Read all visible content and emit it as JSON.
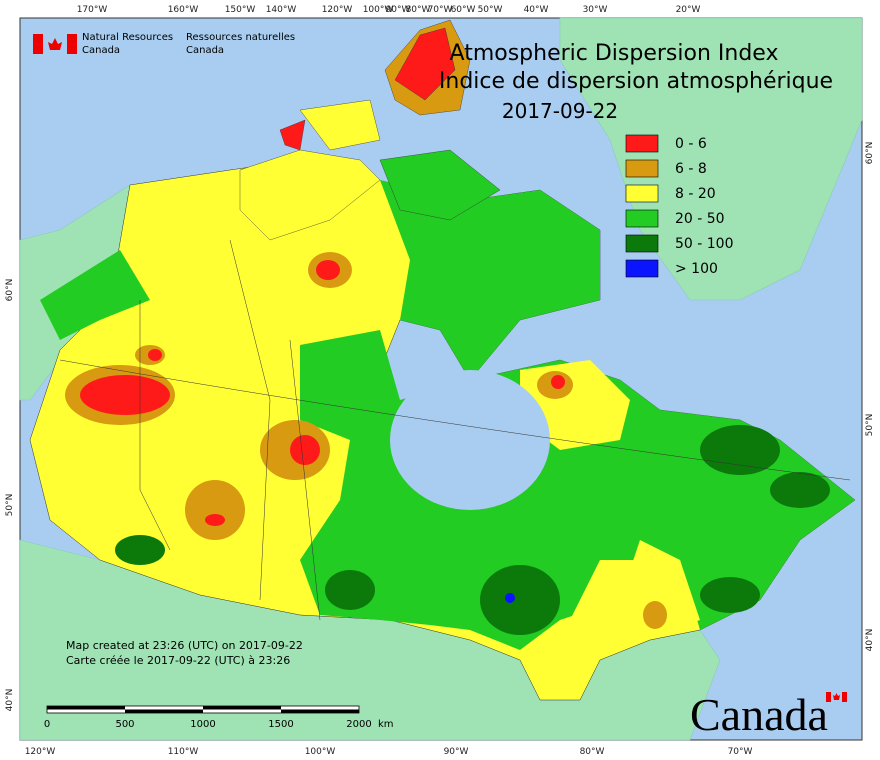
{
  "header": {
    "title_en": "Atmospheric Dispersion Index",
    "title_fr": "Indice de dispersion atmosphérique",
    "date": "2017-09-22"
  },
  "agency": {
    "en": [
      "Natural Resources",
      "Canada"
    ],
    "fr": [
      "Ressources naturelles",
      "Canada"
    ]
  },
  "legend": [
    {
      "label": "0 - 6",
      "color": "#ff1a1a"
    },
    {
      "label": "6 - 8",
      "color": "#d89a10"
    },
    {
      "label": "8 - 20",
      "color": "#ffff33"
    },
    {
      "label": "20 - 50",
      "color": "#22cc22"
    },
    {
      "label": "50 - 100",
      "color": "#0b7a0b"
    },
    {
      "label": "> 100",
      "color": "#0a14ff"
    }
  ],
  "top_axis_labels": [
    "170°W",
    "160°W",
    "150°W",
    "140°W",
    "120°W",
    "100°W",
    "90°W",
    "80°W",
    "70°W",
    "60°W",
    "50°W",
    "40°W",
    "30°W",
    "20°W"
  ],
  "bottom_axis_labels": [
    "120°W",
    "110°W",
    "100°W",
    "90°W",
    "80°W",
    "70°W"
  ],
  "left_axis_labels": [
    "60°N",
    "50°N",
    "40°N"
  ],
  "right_axis_labels": [
    "60°N",
    "50°N",
    "40°N"
  ],
  "notes": [
    "Map created at 23:26 (UTC) on 2017-09-22",
    "Carte créée le 2017-09-22 (UTC) à 23:26"
  ],
  "scale_bar": {
    "ticks": [
      "0",
      "500",
      "1000",
      "1500",
      "2000"
    ],
    "unit": "km"
  },
  "wordmark": "Canada"
}
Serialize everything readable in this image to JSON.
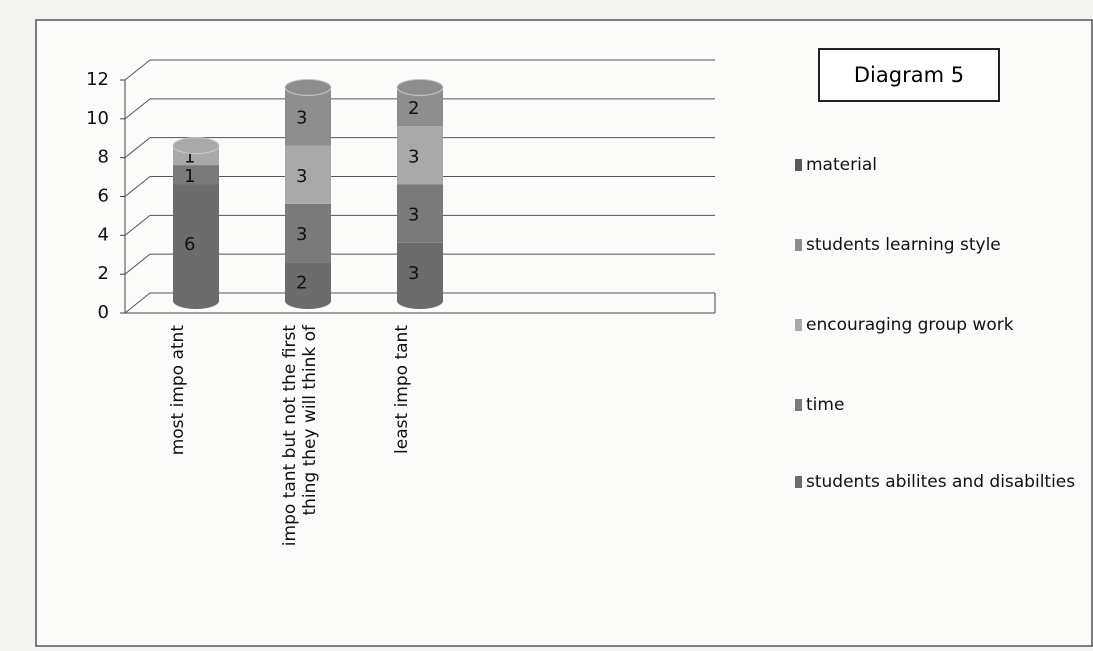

What this task involves:
Reproduce the whole listing word for word, setting aside any pictures.

Complete output:
Read all visible content and emit it as JSON.
{
  "header": {
    "title_en": "Atmospheric Dispersion Index",
    "title_fr": "Indice de dispersion atmosphérique",
    "date": "2017-09-22"
  },
  "agency": {
    "en": [
      "Natural Resources",
      "Canada"
    ],
    "fr": [
      "Ressources naturelles",
      "Canada"
    ]
  },
  "legend": [
    {
      "label": "0 - 6",
      "color": "#ff1a1a"
    },
    {
      "label": "6 - 8",
      "color": "#d89a10"
    },
    {
      "label": "8 - 20",
      "color": "#ffff33"
    },
    {
      "label": "20 - 50",
      "color": "#22cc22"
    },
    {
      "label": "50 - 100",
      "color": "#0b7a0b"
    },
    {
      "label": "> 100",
      "color": "#0a14ff"
    }
  ],
  "top_axis_labels": [
    "170°W",
    "160°W",
    "150°W",
    "140°W",
    "120°W",
    "100°W",
    "90°W",
    "80°W",
    "70°W",
    "60°W",
    "50°W",
    "40°W",
    "30°W",
    "20°W"
  ],
  "bottom_axis_labels": [
    "120°W",
    "110°W",
    "100°W",
    "90°W",
    "80°W",
    "70°W"
  ],
  "left_axis_labels": [
    "60°N",
    "50°N",
    "40°N"
  ],
  "right_axis_labels": [
    "60°N",
    "50°N",
    "40°N"
  ],
  "notes": [
    "Map created at 23:26 (UTC) on 2017-09-22",
    "Carte créée le 2017-09-22 (UTC) à 23:26"
  ],
  "scale_bar": {
    "ticks": [
      "0",
      "500",
      "1000",
      "1500",
      "2000"
    ],
    "unit": "km"
  },
  "wordmark": "Canada"
}
Serialize everything readable in this image to JSON.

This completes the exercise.